• AIM OF THE TASK:
Every line that holds the string "아브라함에게" is to be identified and copied.
[START TASK INPUTS]
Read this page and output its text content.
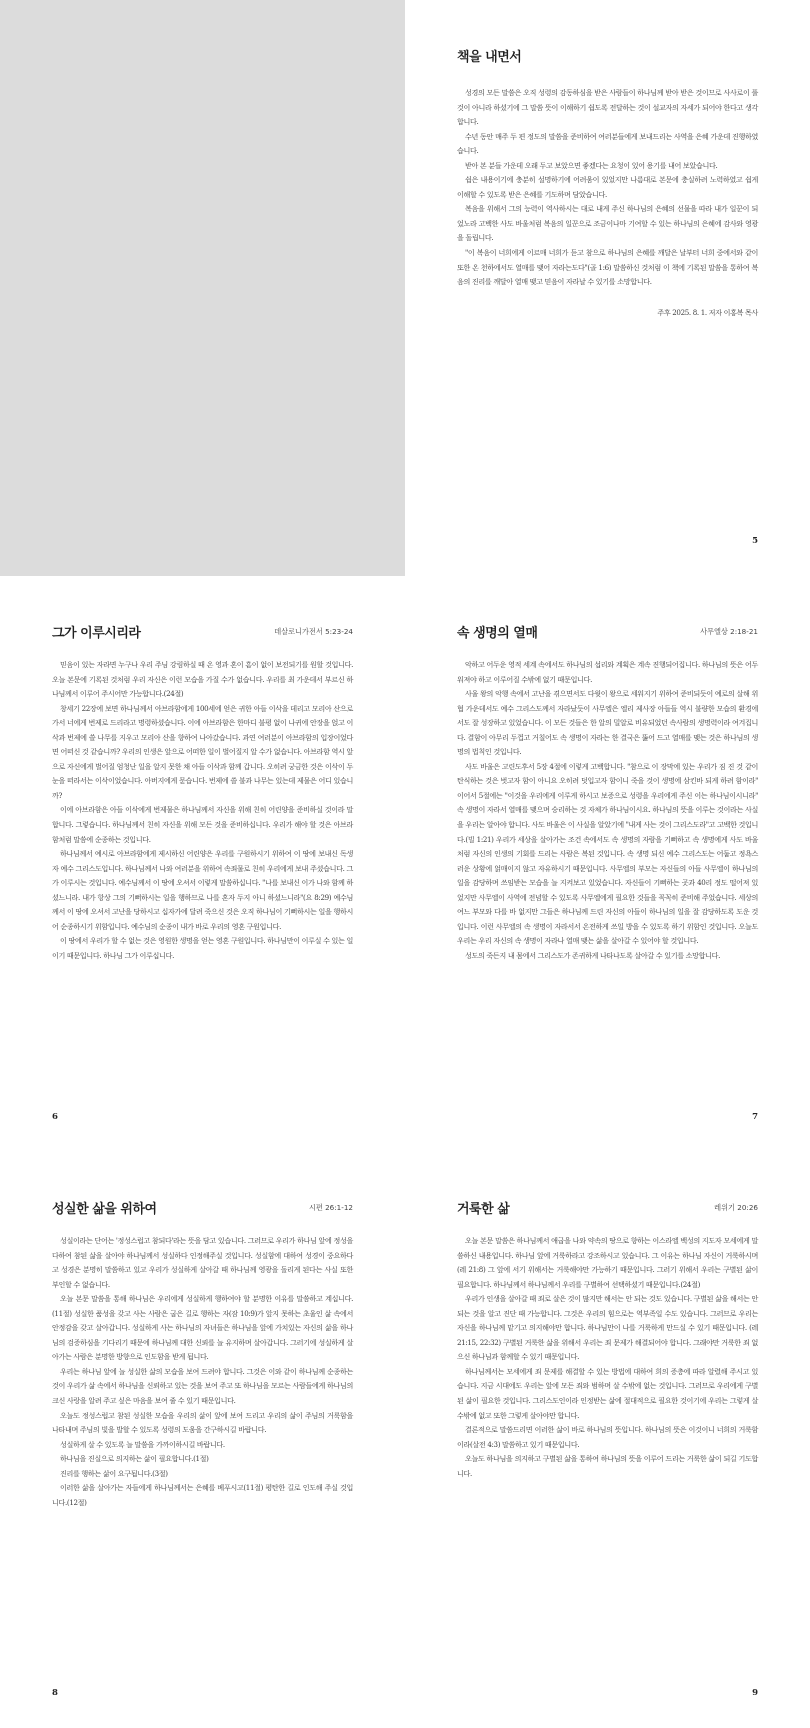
책을 내면서

성경의 모든 말씀은 오직 성령의 감동하심을 받은 사람들이 하나님께 받아 받은 것이므로 사사로이 풀 것이 아니라 하셨기에 그 말씀 뜻이 이해하기 쉽도록 전달하는 것이 설교자의 자세가 되어야 한다고 생각합니다.

수년 동안 매주 두 편 정도의 말씀을 준비하여 여러분들에게 보내드리는 사역을 은혜 가운데 진행하였습니다.

받아 본 분들 가운데 오래 두고 보았으면 좋겠다는 요청이 있어 용기를 내어 보았습니다.

쉽은 내용이기에 충분히 설명하기에 어려움이 있었지만 나름대로 본문에 충실하려 노력하였고 쉽게 이해할 수 있도록 받은 은혜를 기도하며 담았습니다.

복음을 위해서 그의 능력이 역사하시는 대로 내게 주신 하나님의 은혜의 선물을 따라 내가 일꾼이 되었노라 고백한 사도 바울처럼 복음의 일꾼으로 조금이나마 기여할 수 있는 하나님의 은혜에 감사와 영광을 돌립니다.

"이 복음이 너희에게 이르매 너희가 듣고 참으로 하나님의 은혜를 깨달은 날부터 너희 중에서와 같이 또한 온 천하에서도 열매를 맺어 자라는도다"(골 1:6) 말씀하신 것처럼 이 책에 기록된 말씀을 통하여 복음의 진리를 깨달아 열매 맺고 믿음이 자라날 수 있기를 소망합니다.

주후 2025. 8. 1. 저자 이홍복 목사

5
그가 이루시리라	데살로니가전서 5:23-24

믿음이 있는 자라면 누구나 우리 주님 강림하실 때 온 영과 혼이 흠이 없이 보전되기를 원할 것입니다. 오늘 본문에 기록된 것처럼 우리 자신은 이런 모습을 가질 수가 없습니다. 우리를 최 가운데서 부르신 하나님께서 이루어 주시어만 가능합니다.(24절)

창세기 22장에 보면 하나님께서 아브라함에게 100세에 얻은 귀한 아들 이삭을 데리고 모리아 산으로 가서 너에게 번제로 드리라고 명령하셨습니다. 이에 아브라함은 한마디 불평 없이 나귀에 안장을 얹고 이삭과 번제에 쓸 나무를 지우고 모리아 산을 향하여 나아갔습니다. 과연 여러분이 아브라함의 입장이었다면 어떠신 것 같습니까? 우리의 인생은 앞으로 어떠한 일이 벌어질지 알 수가 없습니다. 아브라함 역시 앞으로 자신에게 벌어질 엄청난 일을 알지 못한 채 아들 이삭과 함께 갑니다. 오히려 궁금한 것은 이삭이 두 눈을 떠라서는 이삭이었습니다. 아버지에게 묻습니다. 번제에 쓸 불과 나무는 있는데 제물은 어디 있습니까?

이에 아브라함은 아들 이삭에게 번제물은 하나님께서 자신을 위해 친히 어린양을 준비하실 것이라 말합니다. 그렇습니다. 하나님께서 친히 자신을 위해 모든 것을 준비하십니다. 우리가 해야 할 것은 아브라함처럼 말씀에 순종하는 것입니다.

하나님께서 예시로 아브라함에게 제시하신 어린양은 우리를 구원하시기 위하여 이 땅에 보내신 독생자 예수 그리스도입니다. 하나님께서 나와 여러분을 위하여 속죄물로 친히 우리에게 보내 주셨습니다. 그가 이루시는 것입니다. 예수님께서 이 땅에 오셔서 이렇게 말씀하십니다. "나를 보내신 이가 나와 함께 하셨느니라. 내가 항상 그의 기뻐하시는 일을 행하므로 나를 혼자 두지 아니 하셨느니라"(요 8:29) 예수님께서 이 땅에 오셔서 고난을 당하시고 십자가에 달려 죽으신 것은 오직 하나님이 기뻐하시는 일을 행하시어 순종하시기 위함입니다. 예수님의 순종이 내가 바로 우리의 영혼 구원입니다.

이 땅에서 우리가 할 수 없는 것은 영원한 생명을 얻는 영혼 구원입니다. 하나님만이 이루실 수 있는 일이기 때문입니다. 하나님 그가 이루십니다.

6
속 생명의 열매	사무엘상 2:18-21

악하고 어두운 영적 세계 속에서도 하나님의 섭리와 계획은 계속 진행되어집니다. 하나님의 뜻은 어두워져야 하고 이루어질 수밖에 없기 때문입니다.

사울 왕의 악행 속에서 고난을 겪으면서도 다윗이 왕으로 세워지기 위하여 준비되듯이 예로의 살해 위협 가운데서도 예수 그리스도께서 자라났듯이 사무엘은 엘리 제사장 아들들 역시 불량한 모습의 환경에서도 잘 성장하고 있었습니다. 이 모든 것들은 한 알의 밀알로 비유되었던 속사람의 생명력이라 여겨집니다. 결함이 아무리 두껍고 거칠어도 속 생명이 자라는 한 결국은 뚫어 드고 열매를 맺는 것은 하나님의 생명의 법칙인 것입니다.

사도 바울은 고린도후서 5장 4절에 이렇게 고백합니다. "참으로 이 장막에 있는 우리가 짐 진 것 같이 탄식하는 것은 벗고자 함이 아니요 오히려 덧입고자 함이니 죽을 것이 생명에 삼킨바 되게 하려 함이라" 이어서 5절에는 "이것을 우리에게 이루게 하시고 보증으로 성령을 우리에게 주신 이는 하나님이시니라" 속 생명이 자라서 열매를 맺으며 승리하는 것 자체가 하나님이시요. 하나님의 뜻을 이루는 것이라는 사실을 우리는 알아야 합니다. 사도 바울은 이 사실을 알았기에 "내게 사는 것이 그리스도라"고 고백한 것입니다.(빌 1:21) 우리가 세상을 살아가는 조건 속에서도 속 생명의 자람을 기뻐하고 속 생명에게 사도 바울처럼 자신의 인생의 기회를 드리는 사람은 복된 것입니다. 속 생명 되신 예수 그리스도는 어둡고 정욕스러운 상황에 얽매이지 않고 자유하시기 때문입니다. 사무엘의 부모는 자신들의 아들 사무엘이 하나님의 일을 감당하며 쓰임받는 모습을 늘 지켜보고 있었습니다. 자신들이 기뻐하는 곳과 40리 정도 떨어져 있었지만 사무엘이 사역에 전념할 수 있도록 사무엘에게 필요한 것들을 꼭꼭히 준비해 주었습니다. 세상의 여느 부모와 다를 바 없지만 그들은 하나님께 드린 자신의 아들이 하나님의 일을 잘 감당하도록 도운 것입니다. 이런 사무엘의 속 생명이 자라서서 온전하게 쓰일 방을 수 있도록 하기 위함인 것입니다. 오늘도 우리는 우리 자신의 속 생명이 자라나 열매 맺는 삶을 살아갈 수 있어야 할 것입니다.

성도의 죽든지 내 몸에서 그리스도가 존귀하게 나타나도록 살아갈 수 있기를 소망합니다.

7
성실한 삶을 위하여	시편 26:1-12

성실이라는 단어는 '정성스럽고 참되다'라는 뜻을 담고 있습니다. 그러므로 우리가 하나님 앞에 정성을 다하여 참된 삶을 살아야 하나님께서 성실하다 인정해주실 것입니다. 성실함에 대하여 성경이 중요하다고 성경은 분명히 말씀하고 있고 우리가 성실하게 살아갈 때 하나님께 영광을 돌리게 된다는 사실 또한 부인할 수 없습니다.

오늘 본문 말씀을 통해 하나님은 우리에게 성실하게 행하여야 할 분명한 이유를 말씀하고 계십니다.(11절) 성실한 품성을 갖고 사는 사람은 굽은 길로 행하는 자(잠 10:9)가 앞지 못하는 초울인 삶 속에서 안정감을 갖고 살아갑니다. 성실하게 사는 하나님의 자녀들은 하나님을 앞에 가치있는 자신의 삶을 하나님의 검증하심을 기다리기 때문에 하나님께 대한 신뢰를 늘 유지하며 살아갑니다. 그러기에 성실하게 살아가는 사람은 분명한 방향으로 인도함을 받게 됩니다.

우리는 하나님 앞에 늘 성실한 삶의 모습을 보여 드려야 합니다. 그것은 이와 같이 하나님께 순종하는 것이 우리가 삶 속에서 하나님을 신뢰하고 있는 것을 보여 주고 또 하나님을 모르는 사람들에게 하나님의 크신 사랑을 알려 주고 싶은 마음을 보여 줄 수 있기 때문입니다.

오늘도 정성스럽고 참된 성실한 모습을 우리의 삶이 앞에 보여 드리고 우리의 삶이 주님의 거룩함을 나타내며 주님의 빛을 발할 수 있도록 성령의 도움을 간구하시길 바랍니다.

성실하게 살 수 있도록 늘 말씀을 가까이하시길 바랍니다.

하나님을 진실으로 의지하는 삶이 필요합니다.(1절)

진리를 행하는 삶이 요구됩니다.(3절)

이러한 삶을 살아가는 자들에게 하나님께서는 은혜를 베푸시고(11절) 평탄한 길로 인도해 주실 것입니다.(12절)

8
거룩한 삶	레위기 20:26

오늘 본문 말씀은 하나님께서 애굽을 나와 약속의 땅으로 향하는 이스라엘 백성의 지도자 모세에게 말씀하신 내용입니다. 하나님 앞에 거룩하라고 강조하시고 있습니다. 그 이유는 하나님 자신이 거룩하시며(레 21:8) 그 앞에 서기 위해서는 거룩해야만 가능하기 때문입니다. 그러기 위해서 우리는 구별된 삶이 필요합니다. 하나님께서 하나님께서 우리를 구별하여 선택하셨기 때문입니다.(24절)

우리가 인생을 살아갈 때 죄로 살은 것이 많지만 해서는 안 되는 것도 있습니다. 구별된 삶을 해서는 안 되는 것을 알고 진단 때 가능합니다. 그것은 우리의 힘으로는 역부족일 수도 있습니다. 그러므로 우리는 자신을 하나님께 맡기고 의지해야만 합니다. 하나님만이 나를 거룩하게 만드실 수 있기 때문입니다. (레 21:15, 22:32) 구별된 거룩한 삶을 위해서 우리는 죄 문제가 해결되어야 합니다. 그래야만 거룩한 죄 없으신 하나님과 함께할 수 있기 때문입니다.

하나님께서는 모세에게 죄 문제를 해결할 수 있는 방법에 대하여 희의 증층에 따라 알렸해 주시고 있습니다. 지금 시대에도 우리는 앞에 모든 죄와 범하며 살 수밖에 없는 것입니다. 그러므로 우리에게 구별된 삶이 필요한 것입니다. 그리스도인이라 인정받는 삶에 절대적으로 필요한 것이기에 우리는 그렇게 살 수밖에 없고 또한 그렇게 살아야만 합니다.

결론적으로 말씀드리면 이러한 삶이 바로 하나님의 뜻입니다. 하나님의 뜻은 이것이니 너희의 거룩함이라(살전 4:3) 말씀하고 있기 때문입니다.

오늘도 하나님을 의지하고 구별된 삶을 통하여 하나님의 뜻을 이루어 드리는 거룩한 삶이 되길 기도합니다.

9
[END TASK INPUTS]
• TASK RESULT:
창세기 22장에 보면 하나님께서 아브라함에게 100세에 얻은 귀한 아들 이삭을 데리고 모리아 산으로 가서 너에게 번제로 드리라고 명령하셨습니다. 이에 아브라함은 한마디 불평 없이 나귀에 안장을 얹고 이삭과 번제에 쓸 나무를 지우고 모리아 산을 향하여 나아갔습니다. 과연 여러분이 아브라함의 입장이었다면 어떠신 것 같습니까? 우리의 인생은 앞으로 어떠한 일이 벌어질지 알 수가 없습니다. 아브라함 역시 앞으로 자신에게 벌어질 엄청난 일을 알지 못한 채 아들 이삭과 함께 갑니다. 오히려 궁금한 것은 이삭이 두 눈을 떠라서는 이삭이었습니다. 아버지에게 묻습니다. 번제에 쓸 불과 나무는 있는데 제물은 어디 있습니까?
하나님께서 예시로 아브라함에게 제시하신 어린양은 우리를 구원하시기 위하여 이 땅에 보내신 독생자 예수 그리스도입니다. 하나님께서 나와 여러분을 위하여 속죄물로 친히 우리에게 보내 주셨습니다. 그가 이루시는 것입니다. 예수님께서 이 땅에 오셔서 이렇게 말씀하십니다. "나를 보내신 이가 나와 함께 하셨느니라. 내가 항상 그의 기뻐하시는 일을 행하므로 나를 혼자 두지 아니 하셨느니라"(요 8:29) 예수님께서 이 땅에 오셔서 고난을 당하시고 십자가에 달려 죽으신 것은 오직 하나님이 기뻐하시는 일을 행하시어 순종하시기 위함입니다. 예수님의 순종이 내가 바로 우리의 영혼 구원입니다.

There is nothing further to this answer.